*Aim*:
From the listing below, count the lines where the string "بنگال" occurs. Give the number, with no other words.

*Records for processing*:
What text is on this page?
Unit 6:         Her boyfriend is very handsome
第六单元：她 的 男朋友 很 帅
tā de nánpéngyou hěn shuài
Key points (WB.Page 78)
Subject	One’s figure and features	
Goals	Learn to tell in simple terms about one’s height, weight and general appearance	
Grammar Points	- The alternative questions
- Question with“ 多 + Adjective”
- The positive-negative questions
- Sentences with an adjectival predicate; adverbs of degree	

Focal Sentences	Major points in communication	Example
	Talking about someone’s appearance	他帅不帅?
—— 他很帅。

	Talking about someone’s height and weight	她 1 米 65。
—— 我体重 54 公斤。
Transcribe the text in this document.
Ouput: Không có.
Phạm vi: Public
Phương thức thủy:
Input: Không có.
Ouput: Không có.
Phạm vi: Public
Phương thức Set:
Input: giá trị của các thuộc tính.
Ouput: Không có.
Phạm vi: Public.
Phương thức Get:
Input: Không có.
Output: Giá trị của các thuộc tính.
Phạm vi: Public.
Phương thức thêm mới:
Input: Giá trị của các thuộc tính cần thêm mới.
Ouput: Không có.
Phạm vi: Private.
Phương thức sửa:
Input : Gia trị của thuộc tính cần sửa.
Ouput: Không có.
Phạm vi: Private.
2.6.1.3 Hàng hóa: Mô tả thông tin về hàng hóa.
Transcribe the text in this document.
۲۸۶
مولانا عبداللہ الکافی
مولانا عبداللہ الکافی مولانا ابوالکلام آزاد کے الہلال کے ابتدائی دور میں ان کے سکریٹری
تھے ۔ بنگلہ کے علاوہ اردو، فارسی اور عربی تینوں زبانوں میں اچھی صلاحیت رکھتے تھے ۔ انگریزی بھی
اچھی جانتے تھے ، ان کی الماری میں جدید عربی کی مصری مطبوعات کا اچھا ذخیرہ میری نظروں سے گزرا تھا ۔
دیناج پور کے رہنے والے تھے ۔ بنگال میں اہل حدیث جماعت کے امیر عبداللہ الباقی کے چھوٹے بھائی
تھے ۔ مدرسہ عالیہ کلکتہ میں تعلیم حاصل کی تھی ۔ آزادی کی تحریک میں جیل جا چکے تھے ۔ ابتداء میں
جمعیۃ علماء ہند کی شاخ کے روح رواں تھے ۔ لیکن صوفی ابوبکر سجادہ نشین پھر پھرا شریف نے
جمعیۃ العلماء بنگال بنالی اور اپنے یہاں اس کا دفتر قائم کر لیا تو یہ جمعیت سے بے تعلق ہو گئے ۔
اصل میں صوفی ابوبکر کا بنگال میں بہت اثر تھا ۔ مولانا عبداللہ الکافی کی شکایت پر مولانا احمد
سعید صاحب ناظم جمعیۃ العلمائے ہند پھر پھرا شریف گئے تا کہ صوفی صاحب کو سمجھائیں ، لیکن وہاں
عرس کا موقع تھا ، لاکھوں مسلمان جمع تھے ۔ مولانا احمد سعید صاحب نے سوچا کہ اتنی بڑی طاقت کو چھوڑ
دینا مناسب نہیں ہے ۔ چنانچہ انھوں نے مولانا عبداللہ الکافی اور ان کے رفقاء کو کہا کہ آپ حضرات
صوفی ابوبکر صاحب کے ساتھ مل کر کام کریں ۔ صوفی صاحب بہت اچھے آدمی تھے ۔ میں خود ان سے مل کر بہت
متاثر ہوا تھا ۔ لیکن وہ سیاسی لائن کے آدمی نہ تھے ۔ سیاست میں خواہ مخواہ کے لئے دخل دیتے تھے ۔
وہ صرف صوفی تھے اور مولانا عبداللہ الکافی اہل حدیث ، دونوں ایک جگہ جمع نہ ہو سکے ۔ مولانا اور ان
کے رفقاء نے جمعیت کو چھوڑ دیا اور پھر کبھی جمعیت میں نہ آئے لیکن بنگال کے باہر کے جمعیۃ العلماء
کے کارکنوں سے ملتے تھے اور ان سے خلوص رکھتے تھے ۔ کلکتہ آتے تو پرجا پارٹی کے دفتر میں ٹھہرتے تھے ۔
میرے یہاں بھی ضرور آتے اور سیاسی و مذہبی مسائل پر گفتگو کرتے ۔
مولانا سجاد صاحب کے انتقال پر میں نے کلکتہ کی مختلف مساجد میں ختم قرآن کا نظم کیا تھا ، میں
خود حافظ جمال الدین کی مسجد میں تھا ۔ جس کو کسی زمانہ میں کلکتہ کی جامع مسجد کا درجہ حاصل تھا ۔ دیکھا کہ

*Reply to the task*:
4